- Given problem
Copy every entry exactly.

- Records for this task
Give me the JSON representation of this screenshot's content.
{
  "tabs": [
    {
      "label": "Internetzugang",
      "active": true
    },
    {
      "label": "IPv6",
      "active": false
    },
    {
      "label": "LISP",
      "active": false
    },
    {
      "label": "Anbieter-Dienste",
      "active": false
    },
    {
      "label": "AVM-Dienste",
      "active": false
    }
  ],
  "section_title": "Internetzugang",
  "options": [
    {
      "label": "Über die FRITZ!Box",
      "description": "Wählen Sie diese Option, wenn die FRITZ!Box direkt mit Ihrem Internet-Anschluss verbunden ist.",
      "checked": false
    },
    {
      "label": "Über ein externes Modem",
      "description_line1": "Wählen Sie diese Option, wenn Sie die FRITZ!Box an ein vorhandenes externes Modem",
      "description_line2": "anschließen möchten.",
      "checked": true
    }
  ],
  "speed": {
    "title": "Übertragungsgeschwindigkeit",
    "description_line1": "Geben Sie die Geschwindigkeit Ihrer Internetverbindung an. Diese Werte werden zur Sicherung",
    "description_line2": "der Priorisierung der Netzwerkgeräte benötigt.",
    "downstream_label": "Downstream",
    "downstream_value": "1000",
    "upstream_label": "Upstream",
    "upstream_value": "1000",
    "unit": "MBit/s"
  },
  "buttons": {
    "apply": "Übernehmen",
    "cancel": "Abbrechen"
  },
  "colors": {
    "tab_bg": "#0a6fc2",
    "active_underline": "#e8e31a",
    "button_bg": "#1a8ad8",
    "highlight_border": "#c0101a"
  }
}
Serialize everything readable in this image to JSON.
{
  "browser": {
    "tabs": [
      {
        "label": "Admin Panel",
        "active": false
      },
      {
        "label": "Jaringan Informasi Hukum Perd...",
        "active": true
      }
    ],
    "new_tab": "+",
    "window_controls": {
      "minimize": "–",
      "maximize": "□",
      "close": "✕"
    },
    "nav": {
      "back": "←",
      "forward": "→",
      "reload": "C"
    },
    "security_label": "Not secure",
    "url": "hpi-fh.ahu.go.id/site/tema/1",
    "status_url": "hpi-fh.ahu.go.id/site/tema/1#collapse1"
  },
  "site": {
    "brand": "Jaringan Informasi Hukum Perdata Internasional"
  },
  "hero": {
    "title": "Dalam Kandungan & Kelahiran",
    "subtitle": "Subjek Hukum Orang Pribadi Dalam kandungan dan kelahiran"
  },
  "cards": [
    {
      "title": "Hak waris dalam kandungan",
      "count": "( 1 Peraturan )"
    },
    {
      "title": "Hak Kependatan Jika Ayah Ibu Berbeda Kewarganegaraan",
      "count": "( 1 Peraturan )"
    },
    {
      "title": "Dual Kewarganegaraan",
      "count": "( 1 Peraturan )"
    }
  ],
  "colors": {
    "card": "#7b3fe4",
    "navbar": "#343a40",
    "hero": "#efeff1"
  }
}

- Task output
Give me the JSON representation of this screenshot's content.
{
  "tabs": [
    {
      "label": "Internetzugang",
      "active": true
    },
    {
      "label": "IPv6",
      "active": false
    },
    {
      "label": "LISP",
      "active": false
    },
    {
      "label": "Anbieter-Dienste",
      "active": false
    },
    {
      "label": "AVM-Dienste",
      "active": false
    }
  ],
  "section_title": "Internetzugang",
  "options": [
    {
      "label": "Über die FRITZ!Box",
      "description": "Wählen Sie diese Option, wenn die FRITZ!Box direkt mit Ihrem Internet-Anschluss verbunden ist.",
      "checked": false
    },
    {
      "label": "Über ein externes Modem",
      "description_line1": "Wählen Sie diese Option, wenn Sie die FRITZ!Box an ein vorhandenes externes Modem",
      "description_line2": "anschließen möchten.",
      "checked": true
    }
  ],
  "speed": {
    "title": "Übertragungsgeschwindigkeit",
    "description_line1": "Geben Sie die Geschwindigkeit Ihrer Internetverbindung an. Diese Werte werden zur Sicherung",
    "description_line2": "der Priorisierung der Netzwerkgeräte benötigt.",
    "downstream_label": "Downstream",
    "downstream_value": "1000",
    "upstream_label": "Upstream",
    "upstream_value": "1000",
    "unit": "MBit/s"
  },
  "buttons": {
    "apply": "Übernehmen",
    "cancel": "Abbrechen"
  },
  "colors": {
    "tab_bg": "#0a6fc2",
    "active_underline": "#e8e31a",
    "button_bg": "#1a8ad8",
    "highlight_border": "#c0101a"
  }
}
Serialize everything readable in this image to JSON.
{
  "browser": {
    "tabs": [
      {
        "label": "Admin Panel",
        "active": false
      },
      {
        "label": "Jaringan Informasi Hukum Perd...",
        "active": true
      }
    ],
    "new_tab": "+",
    "window_controls": {
      "minimize": "–",
      "maximize": "□",
      "close": "✕"
    },
    "nav": {
      "back": "←",
      "forward": "→",
      "reload": "C"
    },
    "security_label": "Not secure",
    "url": "hpi-fh.ahu.go.id/site/tema/1",
    "status_url": "hpi-fh.ahu.go.id/site/tema/1#collapse1"
  },
  "site": {
    "brand": "Jaringan Informasi Hukum Perdata Internasional"
  },
  "hero": {
    "title": "Dalam Kandungan & Kelahiran",
    "subtitle": "Subjek Hukum Orang Pribadi Dalam kandungan dan kelahiran"
  },
  "cards": [
    {
      "title": "Hak waris dalam kandungan",
      "count": "( 1 Peraturan )"
    },
    {
      "title": "Hak Kependatan Jika Ayah Ibu Berbeda Kewarganegaraan",
      "count": "( 1 Peraturan )"
    },
    {
      "title": "Dual Kewarganegaraan",
      "count": "( 1 Peraturan )"
    }
  ],
  "colors": {
    "card": "#7b3fe4",
    "navbar": "#343a40",
    "hero": "#efeff1"
  }
}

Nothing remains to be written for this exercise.